Records for processing.
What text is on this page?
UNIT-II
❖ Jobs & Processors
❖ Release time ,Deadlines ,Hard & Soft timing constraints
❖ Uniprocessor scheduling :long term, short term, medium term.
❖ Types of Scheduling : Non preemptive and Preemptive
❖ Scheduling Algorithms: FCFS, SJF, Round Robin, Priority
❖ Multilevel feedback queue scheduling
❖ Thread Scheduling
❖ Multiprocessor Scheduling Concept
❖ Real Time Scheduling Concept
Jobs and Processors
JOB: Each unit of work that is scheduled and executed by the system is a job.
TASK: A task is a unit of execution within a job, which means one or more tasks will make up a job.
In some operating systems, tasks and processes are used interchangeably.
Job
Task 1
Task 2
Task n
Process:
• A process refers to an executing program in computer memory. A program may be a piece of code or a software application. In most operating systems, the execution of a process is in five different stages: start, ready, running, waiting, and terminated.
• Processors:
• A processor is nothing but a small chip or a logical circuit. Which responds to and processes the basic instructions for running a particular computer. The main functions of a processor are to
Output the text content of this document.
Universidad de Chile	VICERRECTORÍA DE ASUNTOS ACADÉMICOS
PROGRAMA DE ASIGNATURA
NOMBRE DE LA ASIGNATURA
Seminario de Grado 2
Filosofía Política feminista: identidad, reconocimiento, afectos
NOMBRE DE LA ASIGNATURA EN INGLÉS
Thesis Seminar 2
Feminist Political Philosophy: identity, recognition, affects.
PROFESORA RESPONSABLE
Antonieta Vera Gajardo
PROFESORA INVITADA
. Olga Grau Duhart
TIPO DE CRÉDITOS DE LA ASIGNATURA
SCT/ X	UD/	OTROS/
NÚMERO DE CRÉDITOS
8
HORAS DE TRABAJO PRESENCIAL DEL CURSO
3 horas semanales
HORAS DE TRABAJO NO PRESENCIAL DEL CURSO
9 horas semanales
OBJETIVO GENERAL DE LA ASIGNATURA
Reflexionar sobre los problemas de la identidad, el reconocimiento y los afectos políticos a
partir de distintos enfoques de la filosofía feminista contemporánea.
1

Problem description. Nothing should be changed: write out all of the data as is.

Answer in full.
What text is on this page?
UNIT-II
❖ Jobs & Processors
❖ Release time ,Deadlines ,Hard & Soft timing constraints
❖ Uniprocessor scheduling :long term, short term, medium term.
❖ Types of Scheduling : Non preemptive and Preemptive
❖ Scheduling Algorithms: FCFS, SJF, Round Robin, Priority
❖ Multilevel feedback queue scheduling
❖ Thread Scheduling
❖ Multiprocessor Scheduling Concept
❖ Real Time Scheduling Concept
Jobs and Processors
JOB: Each unit of work that is scheduled and executed by the system is a job.
TASK: A task is a unit of execution within a job, which means one or more tasks will make up a job.
In some operating systems, tasks and processes are used interchangeably.
Job
Task 1
Task 2
Task n
Process:
• A process refers to an executing program in computer memory. A program may be a piece of code or a software application. In most operating systems, the execution of a process is in five different stages: start, ready, running, waiting, and terminated.
• Processors:
• A processor is nothing but a small chip or a logical circuit. Which responds to and processes the basic instructions for running a particular computer. The main functions of a processor are to
Output the text content of this document.
Universidad de Chile	VICERRECTORÍA DE ASUNTOS ACADÉMICOS
PROGRAMA DE ASIGNATURA
NOMBRE DE LA ASIGNATURA
Seminario de Grado 2
Filosofía Política feminista: identidad, reconocimiento, afectos
NOMBRE DE LA ASIGNATURA EN INGLÉS
Thesis Seminar 2
Feminist Political Philosophy: identity, recognition, affects.
PROFESORA RESPONSABLE
Antonieta Vera Gajardo
PROFESORA INVITADA
. Olga Grau Duhart
TIPO DE CRÉDITOS DE LA ASIGNATURA
SCT/ X	UD/	OTROS/
NÚMERO DE CRÉDITOS
8
HORAS DE TRABAJO PRESENCIAL DEL CURSO
3 horas semanales
HORAS DE TRABAJO NO PRESENCIAL DEL CURSO
9 horas semanales
OBJETIVO GENERAL DE LA ASIGNATURA
Reflexionar sobre los problemas de la identidad, el reconocimiento y los afectos políticos a
partir de distintos enfoques de la filosofía feminista contemporánea.
1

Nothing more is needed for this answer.